> **DIRECTION**
Transcribe every line of the listing below without any deviation.

--- start THE RECORDS ---

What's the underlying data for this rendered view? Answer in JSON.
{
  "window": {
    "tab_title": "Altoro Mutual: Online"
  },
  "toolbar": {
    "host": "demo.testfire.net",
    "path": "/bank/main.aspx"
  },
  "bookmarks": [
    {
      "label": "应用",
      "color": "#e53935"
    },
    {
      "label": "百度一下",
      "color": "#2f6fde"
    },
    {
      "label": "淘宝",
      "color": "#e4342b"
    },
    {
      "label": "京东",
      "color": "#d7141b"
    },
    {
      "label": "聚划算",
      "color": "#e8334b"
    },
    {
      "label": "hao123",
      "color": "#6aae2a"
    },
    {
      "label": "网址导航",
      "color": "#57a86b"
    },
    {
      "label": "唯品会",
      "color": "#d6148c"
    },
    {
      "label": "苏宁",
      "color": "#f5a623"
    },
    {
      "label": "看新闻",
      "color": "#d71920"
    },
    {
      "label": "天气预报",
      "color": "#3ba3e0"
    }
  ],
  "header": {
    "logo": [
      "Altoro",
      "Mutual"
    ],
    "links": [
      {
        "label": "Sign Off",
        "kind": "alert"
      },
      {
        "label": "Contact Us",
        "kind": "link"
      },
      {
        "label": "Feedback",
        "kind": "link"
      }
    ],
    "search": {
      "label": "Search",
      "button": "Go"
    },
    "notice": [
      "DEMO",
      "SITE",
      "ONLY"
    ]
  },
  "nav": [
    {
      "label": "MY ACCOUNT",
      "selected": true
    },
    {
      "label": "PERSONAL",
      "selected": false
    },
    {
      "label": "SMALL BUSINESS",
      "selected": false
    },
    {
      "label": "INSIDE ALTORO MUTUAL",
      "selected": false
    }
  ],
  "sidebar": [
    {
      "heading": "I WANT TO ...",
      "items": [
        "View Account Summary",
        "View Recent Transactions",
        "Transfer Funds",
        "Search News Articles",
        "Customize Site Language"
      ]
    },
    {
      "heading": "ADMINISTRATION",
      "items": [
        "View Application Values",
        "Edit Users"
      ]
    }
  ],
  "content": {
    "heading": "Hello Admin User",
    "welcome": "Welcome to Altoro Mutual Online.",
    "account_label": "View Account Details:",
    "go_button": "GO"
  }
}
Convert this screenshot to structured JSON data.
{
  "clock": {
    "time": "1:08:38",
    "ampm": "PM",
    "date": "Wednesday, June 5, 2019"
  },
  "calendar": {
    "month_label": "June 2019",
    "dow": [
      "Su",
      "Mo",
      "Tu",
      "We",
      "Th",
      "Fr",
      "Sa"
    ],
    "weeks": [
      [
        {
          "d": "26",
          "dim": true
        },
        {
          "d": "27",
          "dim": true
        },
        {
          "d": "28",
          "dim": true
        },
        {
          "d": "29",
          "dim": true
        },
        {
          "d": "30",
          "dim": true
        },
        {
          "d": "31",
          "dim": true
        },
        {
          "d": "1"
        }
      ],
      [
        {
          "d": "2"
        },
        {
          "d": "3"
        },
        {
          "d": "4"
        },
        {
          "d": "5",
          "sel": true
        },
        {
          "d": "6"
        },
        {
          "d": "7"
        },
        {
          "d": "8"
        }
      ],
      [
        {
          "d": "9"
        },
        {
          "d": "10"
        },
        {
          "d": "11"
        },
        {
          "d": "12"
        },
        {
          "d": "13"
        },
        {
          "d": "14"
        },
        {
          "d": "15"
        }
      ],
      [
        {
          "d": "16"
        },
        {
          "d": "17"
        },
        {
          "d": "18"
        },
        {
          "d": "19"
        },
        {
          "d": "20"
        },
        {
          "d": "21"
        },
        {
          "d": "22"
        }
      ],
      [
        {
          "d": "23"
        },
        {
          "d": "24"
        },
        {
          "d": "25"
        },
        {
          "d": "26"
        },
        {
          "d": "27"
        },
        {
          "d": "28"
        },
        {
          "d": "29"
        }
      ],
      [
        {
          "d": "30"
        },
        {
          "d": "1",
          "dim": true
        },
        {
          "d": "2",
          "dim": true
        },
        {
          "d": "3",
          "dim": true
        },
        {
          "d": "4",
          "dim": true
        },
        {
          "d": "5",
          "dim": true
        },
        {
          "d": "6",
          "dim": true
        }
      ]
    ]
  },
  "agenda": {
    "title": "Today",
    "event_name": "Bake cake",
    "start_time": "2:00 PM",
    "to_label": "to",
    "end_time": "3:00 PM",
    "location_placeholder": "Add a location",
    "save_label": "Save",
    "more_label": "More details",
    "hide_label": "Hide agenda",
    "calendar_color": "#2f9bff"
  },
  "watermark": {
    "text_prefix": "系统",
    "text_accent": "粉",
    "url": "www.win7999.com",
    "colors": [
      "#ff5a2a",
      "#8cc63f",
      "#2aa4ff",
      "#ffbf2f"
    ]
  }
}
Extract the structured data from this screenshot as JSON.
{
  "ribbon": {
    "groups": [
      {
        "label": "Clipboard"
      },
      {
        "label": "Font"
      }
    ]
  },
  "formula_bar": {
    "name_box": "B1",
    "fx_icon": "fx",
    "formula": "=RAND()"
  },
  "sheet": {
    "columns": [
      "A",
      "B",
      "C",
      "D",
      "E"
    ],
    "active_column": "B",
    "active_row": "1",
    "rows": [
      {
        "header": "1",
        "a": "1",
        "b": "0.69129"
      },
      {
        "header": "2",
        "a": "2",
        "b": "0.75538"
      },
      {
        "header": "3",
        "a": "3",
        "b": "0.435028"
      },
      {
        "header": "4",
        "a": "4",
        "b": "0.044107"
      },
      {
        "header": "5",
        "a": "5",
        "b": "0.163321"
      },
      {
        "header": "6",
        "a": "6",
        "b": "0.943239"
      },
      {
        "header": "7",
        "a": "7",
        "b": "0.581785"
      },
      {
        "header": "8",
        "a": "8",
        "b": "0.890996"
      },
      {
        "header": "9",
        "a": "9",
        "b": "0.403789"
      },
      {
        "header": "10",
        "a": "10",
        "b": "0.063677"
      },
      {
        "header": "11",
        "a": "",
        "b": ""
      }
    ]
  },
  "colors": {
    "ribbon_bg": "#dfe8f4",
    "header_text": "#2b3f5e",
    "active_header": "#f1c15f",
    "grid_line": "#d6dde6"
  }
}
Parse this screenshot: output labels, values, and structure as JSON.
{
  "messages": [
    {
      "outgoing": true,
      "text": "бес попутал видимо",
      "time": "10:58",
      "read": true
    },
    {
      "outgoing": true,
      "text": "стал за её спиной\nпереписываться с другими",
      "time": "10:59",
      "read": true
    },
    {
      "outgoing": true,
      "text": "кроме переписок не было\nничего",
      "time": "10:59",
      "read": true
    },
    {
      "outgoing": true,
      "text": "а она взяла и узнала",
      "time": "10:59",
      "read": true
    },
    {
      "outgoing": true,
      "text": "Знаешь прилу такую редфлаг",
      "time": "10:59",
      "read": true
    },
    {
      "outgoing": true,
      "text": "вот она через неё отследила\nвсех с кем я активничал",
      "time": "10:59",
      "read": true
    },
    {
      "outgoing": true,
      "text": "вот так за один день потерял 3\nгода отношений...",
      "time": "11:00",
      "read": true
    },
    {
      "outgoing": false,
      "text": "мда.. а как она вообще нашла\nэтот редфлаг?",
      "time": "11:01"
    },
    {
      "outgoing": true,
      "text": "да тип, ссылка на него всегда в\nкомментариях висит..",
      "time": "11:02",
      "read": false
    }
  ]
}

--- end THE RECORDS ---

> **THE REPLY**
What's the underlying data for this rendered view? Answer in JSON.
{
  "window": {
    "tab_title": "Altoro Mutual: Online"
  },
  "toolbar": {
    "host": "demo.testfire.net",
    "path": "/bank/main.aspx"
  },
  "bookmarks": [
    {
      "label": "应用",
      "color": "#e53935"
    },
    {
      "label": "百度一下",
      "color": "#2f6fde"
    },
    {
      "label": "淘宝",
      "color": "#e4342b"
    },
    {
      "label": "京东",
      "color": "#d7141b"
    },
    {
      "label": "聚划算",
      "color": "#e8334b"
    },
    {
      "label": "hao123",
      "color": "#6aae2a"
    },
    {
      "label": "网址导航",
      "color": "#57a86b"
    },
    {
      "label": "唯品会",
      "color": "#d6148c"
    },
    {
      "label": "苏宁",
      "color": "#f5a623"
    },
    {
      "label": "看新闻",
      "color": "#d71920"
    },
    {
      "label": "天气预报",
      "color": "#3ba3e0"
    }
  ],
  "header": {
    "logo": [
      "Altoro",
      "Mutual"
    ],
    "links": [
      {
        "label": "Sign Off",
        "kind": "alert"
      },
      {
        "label": "Contact Us",
        "kind": "link"
      },
      {
        "label": "Feedback",
        "kind": "link"
      }
    ],
    "search": {
      "label": "Search",
      "button": "Go"
    },
    "notice": [
      "DEMO",
      "SITE",
      "ONLY"
    ]
  },
  "nav": [
    {
      "label": "MY ACCOUNT",
      "selected": true
    },
    {
      "label": "PERSONAL",
      "selected": false
    },
    {
      "label": "SMALL BUSINESS",
      "selected": false
    },
    {
      "label": "INSIDE ALTORO MUTUAL",
      "selected": false
    }
  ],
  "sidebar": [
    {
      "heading": "I WANT TO ...",
      "items": [
        "View Account Summary",
        "View Recent Transactions",
        "Transfer Funds",
        "Search News Articles",
        "Customize Site Language"
      ]
    },
    {
      "heading": "ADMINISTRATION",
      "items": [
        "View Application Values",
        "Edit Users"
      ]
    }
  ],
  "content": {
    "heading": "Hello Admin User",
    "welcome": "Welcome to Altoro Mutual Online.",
    "account_label": "View Account Details:",
    "go_button": "GO"
  }
}
Convert this screenshot to structured JSON data.
{
  "clock": {
    "time": "1:08:38",
    "ampm": "PM",
    "date": "Wednesday, June 5, 2019"
  },
  "calendar": {
    "month_label": "June 2019",
    "dow": [
      "Su",
      "Mo",
      "Tu",
      "We",
      "Th",
      "Fr",
      "Sa"
    ],
    "weeks": [
      [
        {
          "d": "26",
          "dim": true
        },
        {
          "d": "27",
          "dim": true
        },
        {
          "d": "28",
          "dim": true
        },
        {
          "d": "29",
          "dim": true
        },
        {
          "d": "30",
          "dim": true
        },
        {
          "d": "31",
          "dim": true
        },
        {
          "d": "1"
        }
      ],
      [
        {
          "d": "2"
        },
        {
          "d": "3"
        },
        {
          "d": "4"
        },
        {
          "d": "5",
          "sel": true
        },
        {
          "d": "6"
        },
        {
          "d": "7"
        },
        {
          "d": "8"
        }
      ],
      [
        {
          "d": "9"
        },
        {
          "d": "10"
        },
        {
          "d": "11"
        },
        {
          "d": "12"
        },
        {
          "d": "13"
        },
        {
          "d": "14"
        },
        {
          "d": "15"
        }
      ],
      [
        {
          "d": "16"
        },
        {
          "d": "17"
        },
        {
          "d": "18"
        },
        {
          "d": "19"
        },
        {
          "d": "20"
        },
        {
          "d": "21"
        },
        {
          "d": "22"
        }
      ],
      [
        {
          "d": "23"
        },
        {
          "d": "24"
        },
        {
          "d": "25"
        },
        {
          "d": "26"
        },
        {
          "d": "27"
        },
        {
          "d": "28"
        },
        {
          "d": "29"
        }
      ],
      [
        {
          "d": "30"
        },
        {
          "d": "1",
          "dim": true
        },
        {
          "d": "2",
          "dim": true
        },
        {
          "d": "3",
          "dim": true
        },
        {
          "d": "4",
          "dim": true
        },
        {
          "d": "5",
          "dim": true
        },
        {
          "d": "6",
          "dim": true
        }
      ]
    ]
  },
  "agenda": {
    "title": "Today",
    "event_name": "Bake cake",
    "start_time": "2:00 PM",
    "to_label": "to",
    "end_time": "3:00 PM",
    "location_placeholder": "Add a location",
    "save_label": "Save",
    "more_label": "More details",
    "hide_label": "Hide agenda",
    "calendar_color": "#2f9bff"
  },
  "watermark": {
    "text_prefix": "系统",
    "text_accent": "粉",
    "url": "www.win7999.com",
    "colors": [
      "#ff5a2a",
      "#8cc63f",
      "#2aa4ff",
      "#ffbf2f"
    ]
  }
}
Extract the structured data from this screenshot as JSON.
{
  "ribbon": {
    "groups": [
      {
        "label": "Clipboard"
      },
      {
        "label": "Font"
      }
    ]
  },
  "formula_bar": {
    "name_box": "B1",
    "fx_icon": "fx",
    "formula": "=RAND()"
  },
  "sheet": {
    "columns": [
      "A",
      "B",
      "C",
      "D",
      "E"
    ],
    "active_column": "B",
    "active_row": "1",
    "rows": [
      {
        "header": "1",
        "a": "1",
        "b": "0.69129"
      },
      {
        "header": "2",
        "a": "2",
        "b": "0.75538"
      },
      {
        "header": "3",
        "a": "3",
        "b": "0.435028"
      },
      {
        "header": "4",
        "a": "4",
        "b": "0.044107"
      },
      {
        "header": "5",
        "a": "5",
        "b": "0.163321"
      },
      {
        "header": "6",
        "a": "6",
        "b": "0.943239"
      },
      {
        "header": "7",
        "a": "7",
        "b": "0.581785"
      },
      {
        "header": "8",
        "a": "8",
        "b": "0.890996"
      },
      {
        "header": "9",
        "a": "9",
        "b": "0.403789"
      },
      {
        "header": "10",
        "a": "10",
        "b": "0.063677"
      },
      {
        "header": "11",
        "a": "",
        "b": ""
      }
    ]
  },
  "colors": {
    "ribbon_bg": "#dfe8f4",
    "header_text": "#2b3f5e",
    "active_header": "#f1c15f",
    "grid_line": "#d6dde6"
  }
}
Parse this screenshot: output labels, values, and structure as JSON.
{
  "messages": [
    {
      "outgoing": true,
      "text": "бес попутал видимо",
      "time": "10:58",
      "read": true
    },
    {
      "outgoing": true,
      "text": "стал за её спиной\nпереписываться с другими",
      "time": "10:59",
      "read": true
    },
    {
      "outgoing": true,
      "text": "кроме переписок не было\nничего",
      "time": "10:59",
      "read": true
    },
    {
      "outgoing": true,
      "text": "а она взяла и узнала",
      "time": "10:59",
      "read": true
    },
    {
      "outgoing": true,
      "text": "Знаешь прилу такую редфлаг",
      "time": "10:59",
      "read": true
    },
    {
      "outgoing": true,
      "text": "вот она через неё отследила\nвсех с кем я активничал",
      "time": "10:59",
      "read": true
    },
    {
      "outgoing": true,
      "text": "вот так за один день потерял 3\nгода отношений...",
      "time": "11:00",
      "read": true
    },
    {
      "outgoing": false,
      "text": "мда.. а как она вообще нашла\nэтот редфлаг?",
      "time": "11:01"
    },
    {
      "outgoing": true,
      "text": "да тип, ссылка на него всегда в\nкомментариях висит..",
      "time": "11:02",
      "read": false
    }
  ]
}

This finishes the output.